▼

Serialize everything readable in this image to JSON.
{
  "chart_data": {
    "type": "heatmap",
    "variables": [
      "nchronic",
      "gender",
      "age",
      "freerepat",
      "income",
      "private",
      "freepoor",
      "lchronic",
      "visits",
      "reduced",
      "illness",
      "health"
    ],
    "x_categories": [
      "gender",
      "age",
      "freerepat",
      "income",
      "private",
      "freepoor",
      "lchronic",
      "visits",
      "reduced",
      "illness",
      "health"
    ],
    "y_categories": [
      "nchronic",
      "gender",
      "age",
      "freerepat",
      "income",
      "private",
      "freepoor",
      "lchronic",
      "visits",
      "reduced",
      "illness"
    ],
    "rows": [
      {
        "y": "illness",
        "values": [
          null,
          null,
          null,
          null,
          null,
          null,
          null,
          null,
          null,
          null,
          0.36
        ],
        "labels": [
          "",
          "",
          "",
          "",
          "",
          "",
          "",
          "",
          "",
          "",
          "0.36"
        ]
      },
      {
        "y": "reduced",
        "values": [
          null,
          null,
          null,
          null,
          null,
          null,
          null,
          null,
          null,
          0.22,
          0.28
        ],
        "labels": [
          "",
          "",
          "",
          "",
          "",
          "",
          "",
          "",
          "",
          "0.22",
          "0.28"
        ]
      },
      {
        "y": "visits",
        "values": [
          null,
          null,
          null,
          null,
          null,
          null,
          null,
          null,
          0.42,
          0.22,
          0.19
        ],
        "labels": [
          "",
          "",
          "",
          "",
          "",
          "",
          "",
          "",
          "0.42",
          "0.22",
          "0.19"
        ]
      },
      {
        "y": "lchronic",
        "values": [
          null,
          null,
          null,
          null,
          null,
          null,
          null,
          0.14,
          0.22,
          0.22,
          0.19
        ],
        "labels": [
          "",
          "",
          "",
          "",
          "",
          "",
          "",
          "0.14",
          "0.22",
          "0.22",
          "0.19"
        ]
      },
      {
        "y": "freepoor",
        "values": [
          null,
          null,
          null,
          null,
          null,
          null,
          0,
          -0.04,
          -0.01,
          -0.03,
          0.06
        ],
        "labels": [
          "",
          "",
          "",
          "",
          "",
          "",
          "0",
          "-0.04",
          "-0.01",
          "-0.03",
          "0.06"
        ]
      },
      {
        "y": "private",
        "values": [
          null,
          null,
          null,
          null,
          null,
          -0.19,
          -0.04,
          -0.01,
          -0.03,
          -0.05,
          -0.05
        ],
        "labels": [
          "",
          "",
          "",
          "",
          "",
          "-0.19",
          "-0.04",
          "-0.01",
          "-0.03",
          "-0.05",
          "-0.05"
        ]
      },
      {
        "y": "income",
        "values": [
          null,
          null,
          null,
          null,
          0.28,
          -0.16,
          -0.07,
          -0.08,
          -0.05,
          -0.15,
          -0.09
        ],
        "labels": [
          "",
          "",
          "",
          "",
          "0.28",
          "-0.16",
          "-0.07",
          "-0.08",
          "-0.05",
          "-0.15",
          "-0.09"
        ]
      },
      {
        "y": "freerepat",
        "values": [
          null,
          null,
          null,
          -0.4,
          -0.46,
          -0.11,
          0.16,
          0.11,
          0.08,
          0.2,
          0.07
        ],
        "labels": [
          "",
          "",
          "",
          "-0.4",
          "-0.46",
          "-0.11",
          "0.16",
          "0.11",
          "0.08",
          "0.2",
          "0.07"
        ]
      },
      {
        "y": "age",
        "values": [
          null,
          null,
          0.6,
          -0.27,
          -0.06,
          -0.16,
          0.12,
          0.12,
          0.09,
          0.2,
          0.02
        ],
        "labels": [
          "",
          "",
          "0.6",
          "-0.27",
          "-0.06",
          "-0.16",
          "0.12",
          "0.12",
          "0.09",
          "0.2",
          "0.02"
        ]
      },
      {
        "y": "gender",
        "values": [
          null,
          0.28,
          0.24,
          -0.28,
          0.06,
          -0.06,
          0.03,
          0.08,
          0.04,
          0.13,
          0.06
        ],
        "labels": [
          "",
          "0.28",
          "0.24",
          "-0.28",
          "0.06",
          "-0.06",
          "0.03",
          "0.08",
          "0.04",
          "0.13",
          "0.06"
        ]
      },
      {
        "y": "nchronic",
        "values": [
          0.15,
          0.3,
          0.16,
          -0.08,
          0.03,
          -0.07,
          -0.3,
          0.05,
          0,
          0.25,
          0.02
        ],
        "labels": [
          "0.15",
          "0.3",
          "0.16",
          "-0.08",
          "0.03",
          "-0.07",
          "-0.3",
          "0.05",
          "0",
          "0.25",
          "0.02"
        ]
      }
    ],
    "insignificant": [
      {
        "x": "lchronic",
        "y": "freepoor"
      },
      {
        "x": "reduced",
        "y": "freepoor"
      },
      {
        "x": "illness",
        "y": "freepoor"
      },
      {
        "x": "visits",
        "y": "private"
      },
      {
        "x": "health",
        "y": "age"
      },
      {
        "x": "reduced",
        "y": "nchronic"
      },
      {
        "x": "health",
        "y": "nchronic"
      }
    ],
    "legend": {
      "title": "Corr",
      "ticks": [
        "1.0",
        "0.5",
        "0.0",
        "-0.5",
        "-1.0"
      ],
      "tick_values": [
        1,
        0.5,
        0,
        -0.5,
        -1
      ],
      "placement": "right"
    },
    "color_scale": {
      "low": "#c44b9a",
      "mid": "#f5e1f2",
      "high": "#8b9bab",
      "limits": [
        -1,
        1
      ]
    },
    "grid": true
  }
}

▲

- _SHORT PROBLEM_: Every entry must be retyped in full, exactly as given.

- _FULL RESPONSE_:
Serialize everything readable in this image to JSON.
{
  "chart_data": {
    "type": "heatmap",
    "variables": [
      "nchronic",
      "gender",
      "age",
      "freerepat",
      "income",
      "private",
      "freepoor",
      "lchronic",
      "visits",
      "reduced",
      "illness",
      "health"
    ],
    "x_categories": [
      "gender",
      "age",
      "freerepat",
      "income",
      "private",
      "freepoor",
      "lchronic",
      "visits",
      "reduced",
      "illness",
      "health"
    ],
    "y_categories": [
      "nchronic",
      "gender",
      "age",
      "freerepat",
      "income",
      "private",
      "freepoor",
      "lchronic",
      "visits",
      "reduced",
      "illness"
    ],
    "rows": [
      {
        "y": "illness",
        "values": [
          null,
          null,
          null,
          null,
          null,
          null,
          null,
          null,
          null,
          null,
          0.36
        ],
        "labels": [
          "",
          "",
          "",
          "",
          "",
          "",
          "",
          "",
          "",
          "",
          "0.36"
        ]
      },
      {
        "y": "reduced",
        "values": [
          null,
          null,
          null,
          null,
          null,
          null,
          null,
          null,
          null,
          0.22,
          0.28
        ],
        "labels": [
          "",
          "",
          "",
          "",
          "",
          "",
          "",
          "",
          "",
          "0.22",
          "0.28"
        ]
      },
      {
        "y": "visits",
        "values": [
          null,
          null,
          null,
          null,
          null,
          null,
          null,
          null,
          0.42,
          0.22,
          0.19
        ],
        "labels": [
          "",
          "",
          "",
          "",
          "",
          "",
          "",
          "",
          "0.42",
          "0.22",
          "0.19"
        ]
      },
      {
        "y": "lchronic",
        "values": [
          null,
          null,
          null,
          null,
          null,
          null,
          null,
          0.14,
          0.22,
          0.22,
          0.19
        ],
        "labels": [
          "",
          "",
          "",
          "",
          "",
          "",
          "",
          "0.14",
          "0.22",
          "0.22",
          "0.19"
        ]
      },
      {
        "y": "freepoor",
        "values": [
          null,
          null,
          null,
          null,
          null,
          null,
          0,
          -0.04,
          -0.01,
          -0.03,
          0.06
        ],
        "labels": [
          "",
          "",
          "",
          "",
          "",
          "",
          "0",
          "-0.04",
          "-0.01",
          "-0.03",
          "0.06"
        ]
      },
      {
        "y": "private",
        "values": [
          null,
          null,
          null,
          null,
          null,
          -0.19,
          -0.04,
          -0.01,
          -0.03,
          -0.05,
          -0.05
        ],
        "labels": [
          "",
          "",
          "",
          "",
          "",
          "-0.19",
          "-0.04",
          "-0.01",
          "-0.03",
          "-0.05",
          "-0.05"
        ]
      },
      {
        "y": "income",
        "values": [
          null,
          null,
          null,
          null,
          0.28,
          -0.16,
          -0.07,
          -0.08,
          -0.05,
          -0.15,
          -0.09
        ],
        "labels": [
          "",
          "",
          "",
          "",
          "0.28",
          "-0.16",
          "-0.07",
          "-0.08",
          "-0.05",
          "-0.15",
          "-0.09"
        ]
      },
      {
        "y": "freerepat",
        "values": [
          null,
          null,
          null,
          -0.4,
          -0.46,
          -0.11,
          0.16,
          0.11,
          0.08,
          0.2,
          0.07
        ],
        "labels": [
          "",
          "",
          "",
          "-0.4",
          "-0.46",
          "-0.11",
          "0.16",
          "0.11",
          "0.08",
          "0.2",
          "0.07"
        ]
      },
      {
        "y": "age",
        "values": [
          null,
          null,
          0.6,
          -0.27,
          -0.06,
          -0.16,
          0.12,
          0.12,
          0.09,
          0.2,
          0.02
        ],
        "labels": [
          "",
          "",
          "0.6",
          "-0.27",
          "-0.06",
          "-0.16",
          "0.12",
          "0.12",
          "0.09",
          "0.2",
          "0.02"
        ]
      },
      {
        "y": "gender",
        "values": [
          null,
          0.28,
          0.24,
          -0.28,
          0.06,
          -0.06,
          0.03,
          0.08,
          0.04,
          0.13,
          0.06
        ],
        "labels": [
          "",
          "0.28",
          "0.24",
          "-0.28",
          "0.06",
          "-0.06",
          "0.03",
          "0.08",
          "0.04",
          "0.13",
          "0.06"
        ]
      },
      {
        "y": "nchronic",
        "values": [
          0.15,
          0.3,
          0.16,
          -0.08,
          0.03,
          -0.07,
          -0.3,
          0.05,
          0,
          0.25,
          0.02
        ],
        "labels": [
          "0.15",
          "0.3",
          "0.16",
          "-0.08",
          "0.03",
          "-0.07",
          "-0.3",
          "0.05",
          "0",
          "0.25",
          "0.02"
        ]
      }
    ],
    "insignificant": [
      {
        "x": "lchronic",
        "y": "freepoor"
      },
      {
        "x": "reduced",
        "y": "freepoor"
      },
      {
        "x": "illness",
        "y": "freepoor"
      },
      {
        "x": "visits",
        "y": "private"
      },
      {
        "x": "health",
        "y": "age"
      },
      {
        "x": "reduced",
        "y": "nchronic"
      },
      {
        "x": "health",
        "y": "nchronic"
      }
    ],
    "legend": {
      "title": "Corr",
      "ticks": [
        "1.0",
        "0.5",
        "0.0",
        "-0.5",
        "-1.0"
      ],
      "tick_values": [
        1,
        0.5,
        0,
        -0.5,
        -1
      ],
      "placement": "right"
    },
    "color_scale": {
      "low": "#c44b9a",
      "mid": "#f5e1f2",
      "high": "#8b9bab",
      "limits": [
        -1,
        1
      ]
    },
    "grid": true
  }
}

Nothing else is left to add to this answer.